» Aim of the exercise
Work out how many lines include "Training" and answer with that number only.

» Records for this task

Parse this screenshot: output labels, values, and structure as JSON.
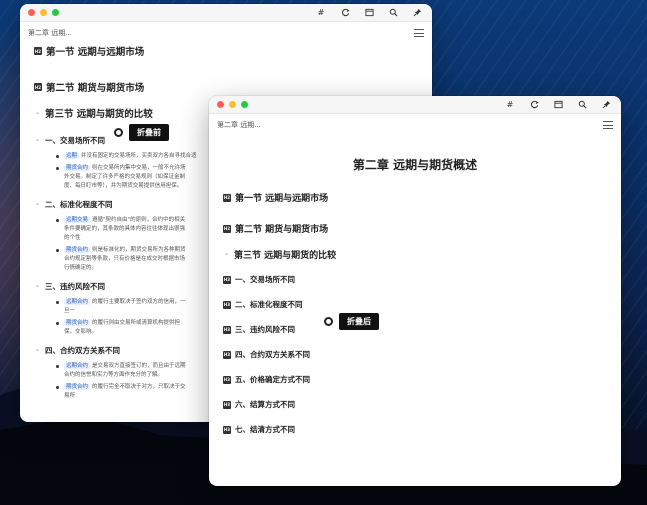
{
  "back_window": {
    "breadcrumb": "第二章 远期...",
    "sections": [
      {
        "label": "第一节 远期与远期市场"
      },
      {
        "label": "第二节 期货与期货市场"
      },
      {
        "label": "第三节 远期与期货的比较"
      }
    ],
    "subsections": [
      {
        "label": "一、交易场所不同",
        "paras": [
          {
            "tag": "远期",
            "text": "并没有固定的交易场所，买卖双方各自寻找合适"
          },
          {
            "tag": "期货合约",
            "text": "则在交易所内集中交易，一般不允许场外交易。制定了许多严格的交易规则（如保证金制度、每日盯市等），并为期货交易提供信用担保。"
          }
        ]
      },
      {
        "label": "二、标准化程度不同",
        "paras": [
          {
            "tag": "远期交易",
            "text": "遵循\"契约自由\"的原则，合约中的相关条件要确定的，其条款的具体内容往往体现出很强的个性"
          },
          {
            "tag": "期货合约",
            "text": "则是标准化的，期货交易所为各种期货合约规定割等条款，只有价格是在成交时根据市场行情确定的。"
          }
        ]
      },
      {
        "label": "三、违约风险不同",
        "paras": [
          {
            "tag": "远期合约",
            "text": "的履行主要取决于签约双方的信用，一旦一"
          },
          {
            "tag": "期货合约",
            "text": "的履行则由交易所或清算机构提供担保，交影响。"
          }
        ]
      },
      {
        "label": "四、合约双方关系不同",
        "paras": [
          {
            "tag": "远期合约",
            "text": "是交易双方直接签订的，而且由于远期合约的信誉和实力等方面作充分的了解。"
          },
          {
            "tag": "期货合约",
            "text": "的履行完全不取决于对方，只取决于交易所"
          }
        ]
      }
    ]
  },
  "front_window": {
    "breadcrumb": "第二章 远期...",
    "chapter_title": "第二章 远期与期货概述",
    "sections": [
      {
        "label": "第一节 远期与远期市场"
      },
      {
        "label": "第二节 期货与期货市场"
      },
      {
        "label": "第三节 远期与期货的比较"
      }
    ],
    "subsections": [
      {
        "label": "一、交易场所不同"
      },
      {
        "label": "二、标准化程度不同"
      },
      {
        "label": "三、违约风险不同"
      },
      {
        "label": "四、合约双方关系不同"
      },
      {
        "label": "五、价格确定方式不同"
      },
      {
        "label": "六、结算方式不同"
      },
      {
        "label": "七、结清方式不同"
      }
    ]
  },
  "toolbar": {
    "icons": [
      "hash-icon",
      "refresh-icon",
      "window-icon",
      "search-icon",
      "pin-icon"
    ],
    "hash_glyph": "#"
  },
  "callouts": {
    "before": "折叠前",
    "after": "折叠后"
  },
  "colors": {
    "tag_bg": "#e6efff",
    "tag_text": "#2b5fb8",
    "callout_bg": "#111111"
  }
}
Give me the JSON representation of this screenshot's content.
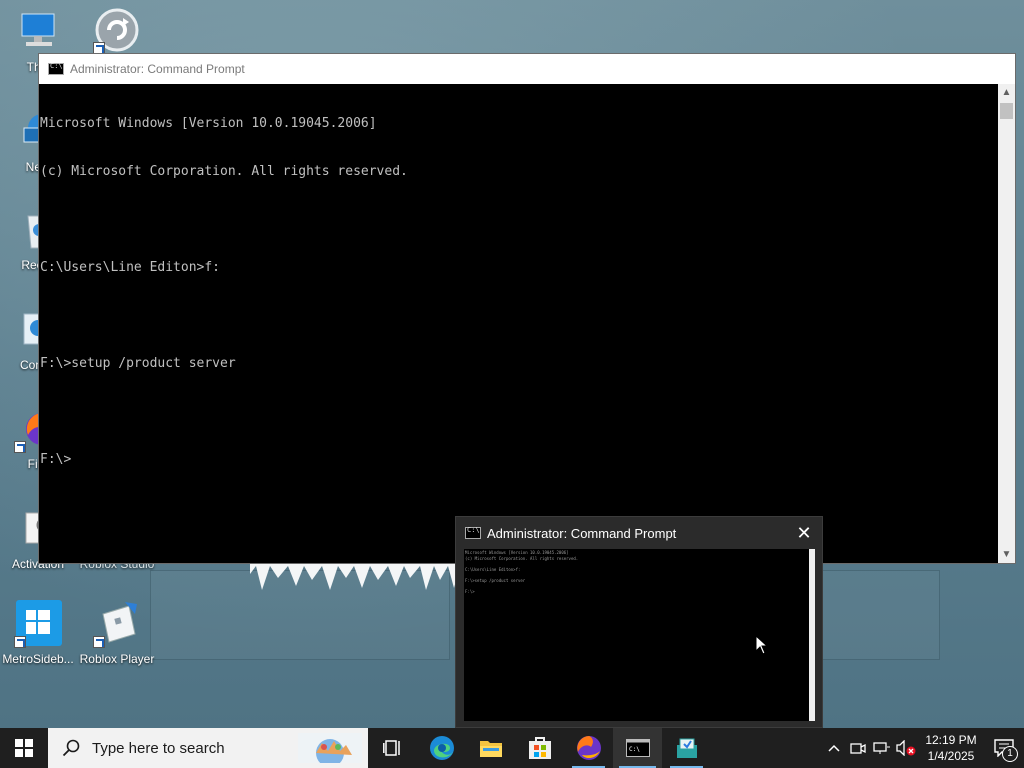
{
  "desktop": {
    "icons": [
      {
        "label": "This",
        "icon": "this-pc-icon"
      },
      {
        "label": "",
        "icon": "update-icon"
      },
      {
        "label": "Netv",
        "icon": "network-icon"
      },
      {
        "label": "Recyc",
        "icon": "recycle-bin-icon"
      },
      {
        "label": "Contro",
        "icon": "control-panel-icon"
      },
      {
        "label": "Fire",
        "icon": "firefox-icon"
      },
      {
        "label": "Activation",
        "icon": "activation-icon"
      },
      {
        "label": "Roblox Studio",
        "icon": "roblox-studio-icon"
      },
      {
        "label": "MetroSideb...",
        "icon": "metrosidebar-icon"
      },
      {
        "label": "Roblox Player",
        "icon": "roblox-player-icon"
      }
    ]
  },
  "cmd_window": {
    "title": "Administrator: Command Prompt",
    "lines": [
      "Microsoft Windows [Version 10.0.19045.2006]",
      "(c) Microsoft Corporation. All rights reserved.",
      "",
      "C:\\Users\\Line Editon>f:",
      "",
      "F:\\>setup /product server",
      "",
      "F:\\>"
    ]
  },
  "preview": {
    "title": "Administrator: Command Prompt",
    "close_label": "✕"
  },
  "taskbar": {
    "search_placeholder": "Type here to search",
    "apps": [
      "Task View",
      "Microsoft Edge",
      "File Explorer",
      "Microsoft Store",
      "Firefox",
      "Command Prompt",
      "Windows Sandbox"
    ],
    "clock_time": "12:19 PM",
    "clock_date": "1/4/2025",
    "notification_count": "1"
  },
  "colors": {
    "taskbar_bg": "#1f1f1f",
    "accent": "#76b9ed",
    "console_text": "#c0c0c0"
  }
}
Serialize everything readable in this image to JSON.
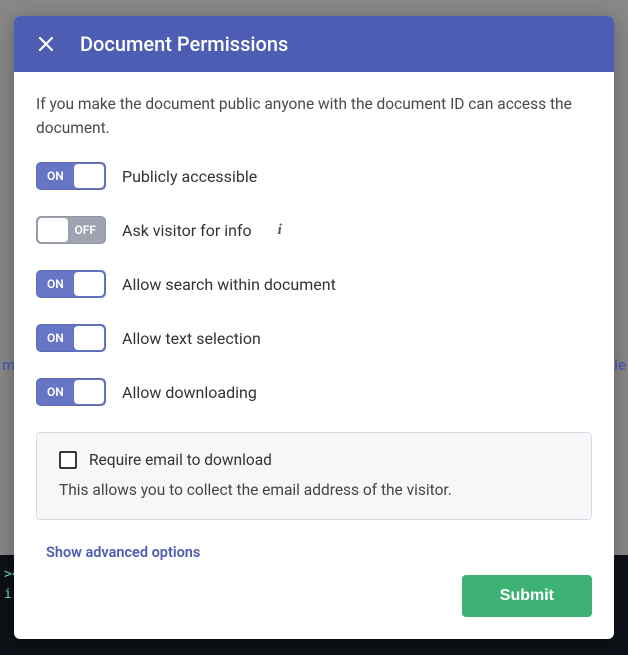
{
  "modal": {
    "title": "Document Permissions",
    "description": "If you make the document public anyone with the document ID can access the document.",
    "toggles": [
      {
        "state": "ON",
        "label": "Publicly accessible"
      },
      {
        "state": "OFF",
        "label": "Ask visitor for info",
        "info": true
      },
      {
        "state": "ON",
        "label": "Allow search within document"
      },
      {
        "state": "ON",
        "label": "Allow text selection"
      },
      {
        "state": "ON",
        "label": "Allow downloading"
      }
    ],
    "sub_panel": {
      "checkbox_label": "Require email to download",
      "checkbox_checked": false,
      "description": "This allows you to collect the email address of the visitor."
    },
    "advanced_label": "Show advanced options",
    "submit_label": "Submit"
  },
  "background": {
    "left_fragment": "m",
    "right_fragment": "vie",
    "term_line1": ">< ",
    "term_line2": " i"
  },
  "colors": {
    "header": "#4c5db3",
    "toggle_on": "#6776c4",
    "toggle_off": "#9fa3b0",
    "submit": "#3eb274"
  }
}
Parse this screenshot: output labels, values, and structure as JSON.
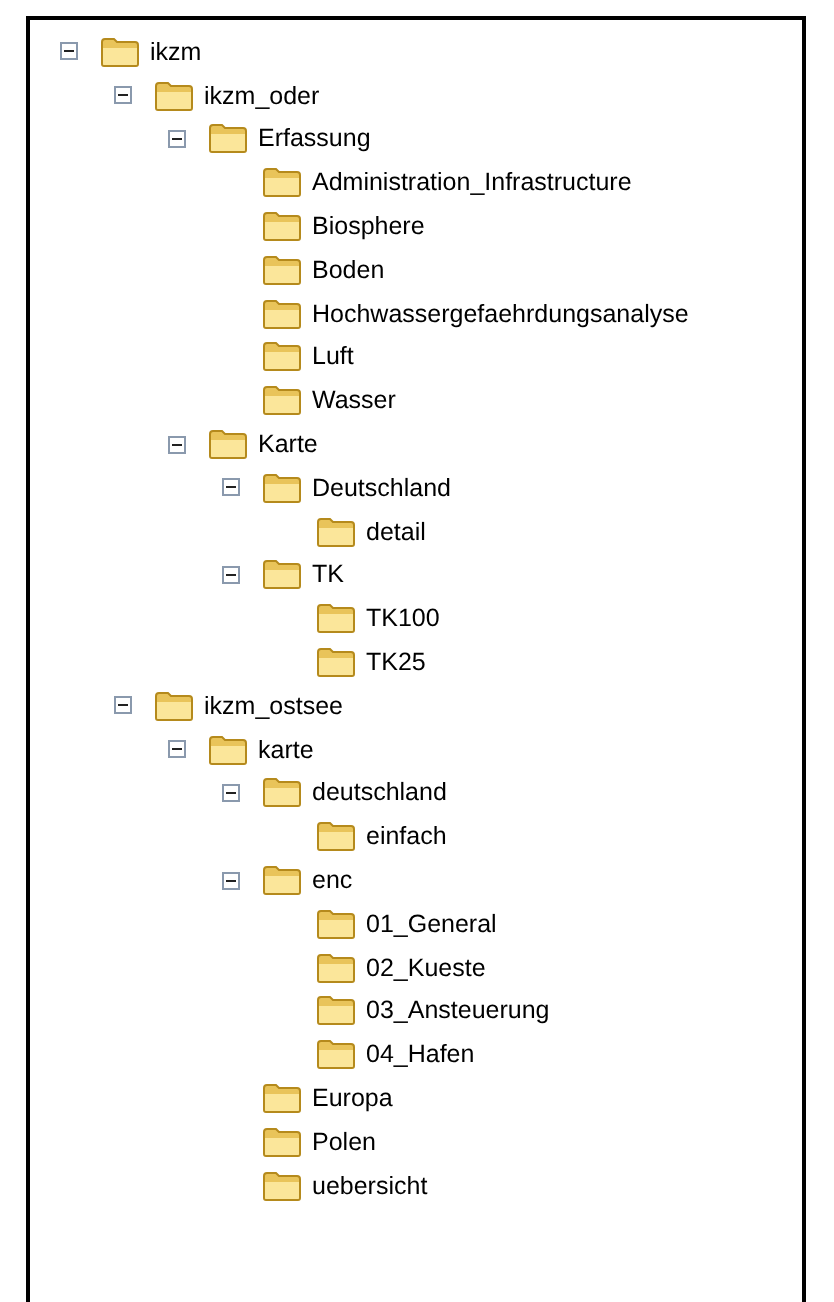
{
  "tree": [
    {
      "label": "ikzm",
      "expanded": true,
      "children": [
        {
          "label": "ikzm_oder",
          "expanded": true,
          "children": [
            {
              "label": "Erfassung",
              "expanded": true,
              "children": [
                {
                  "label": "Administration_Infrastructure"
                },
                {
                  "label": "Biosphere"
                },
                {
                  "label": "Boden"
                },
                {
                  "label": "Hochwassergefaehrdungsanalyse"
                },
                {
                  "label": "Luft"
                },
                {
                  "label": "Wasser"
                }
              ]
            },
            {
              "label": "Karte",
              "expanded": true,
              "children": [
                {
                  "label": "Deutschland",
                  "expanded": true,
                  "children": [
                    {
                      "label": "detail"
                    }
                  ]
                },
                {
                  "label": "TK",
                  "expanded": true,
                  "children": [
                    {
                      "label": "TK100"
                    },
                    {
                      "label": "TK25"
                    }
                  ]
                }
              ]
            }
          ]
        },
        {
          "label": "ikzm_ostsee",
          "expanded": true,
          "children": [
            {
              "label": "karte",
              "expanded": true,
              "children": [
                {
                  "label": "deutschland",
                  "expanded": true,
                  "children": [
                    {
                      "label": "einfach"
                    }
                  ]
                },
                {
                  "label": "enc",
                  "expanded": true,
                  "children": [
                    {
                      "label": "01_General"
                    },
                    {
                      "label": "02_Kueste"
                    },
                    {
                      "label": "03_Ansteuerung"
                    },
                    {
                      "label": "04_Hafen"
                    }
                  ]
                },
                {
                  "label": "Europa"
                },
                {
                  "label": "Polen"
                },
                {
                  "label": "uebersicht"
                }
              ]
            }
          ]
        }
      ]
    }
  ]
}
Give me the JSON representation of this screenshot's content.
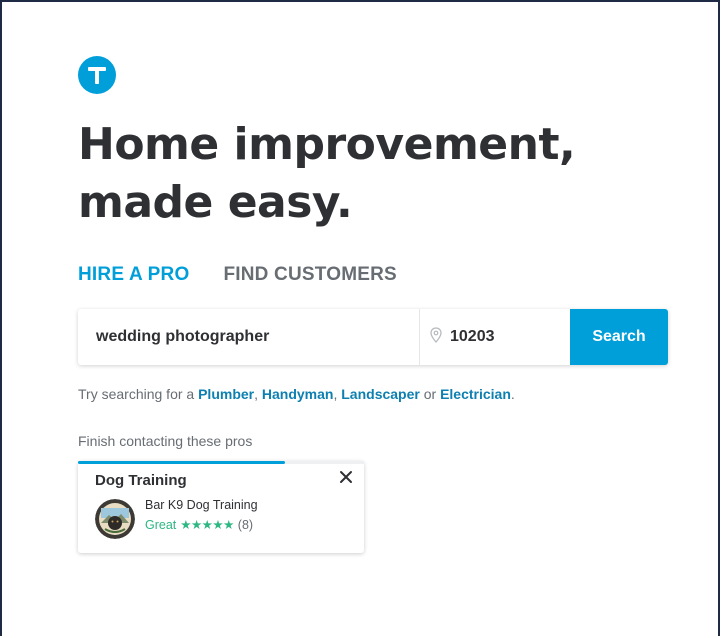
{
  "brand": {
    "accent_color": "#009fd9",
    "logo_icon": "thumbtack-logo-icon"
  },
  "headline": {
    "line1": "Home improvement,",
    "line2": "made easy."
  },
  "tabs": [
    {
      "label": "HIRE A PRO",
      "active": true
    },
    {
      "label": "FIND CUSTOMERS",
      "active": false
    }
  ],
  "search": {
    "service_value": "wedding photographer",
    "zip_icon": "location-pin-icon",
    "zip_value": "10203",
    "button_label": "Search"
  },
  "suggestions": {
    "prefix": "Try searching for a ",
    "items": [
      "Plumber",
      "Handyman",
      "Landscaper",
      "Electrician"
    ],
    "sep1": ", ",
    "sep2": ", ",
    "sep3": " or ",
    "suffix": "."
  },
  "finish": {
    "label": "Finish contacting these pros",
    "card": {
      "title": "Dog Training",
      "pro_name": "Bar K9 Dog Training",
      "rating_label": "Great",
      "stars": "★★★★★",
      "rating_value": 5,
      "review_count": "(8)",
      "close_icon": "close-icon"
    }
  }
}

» Result
2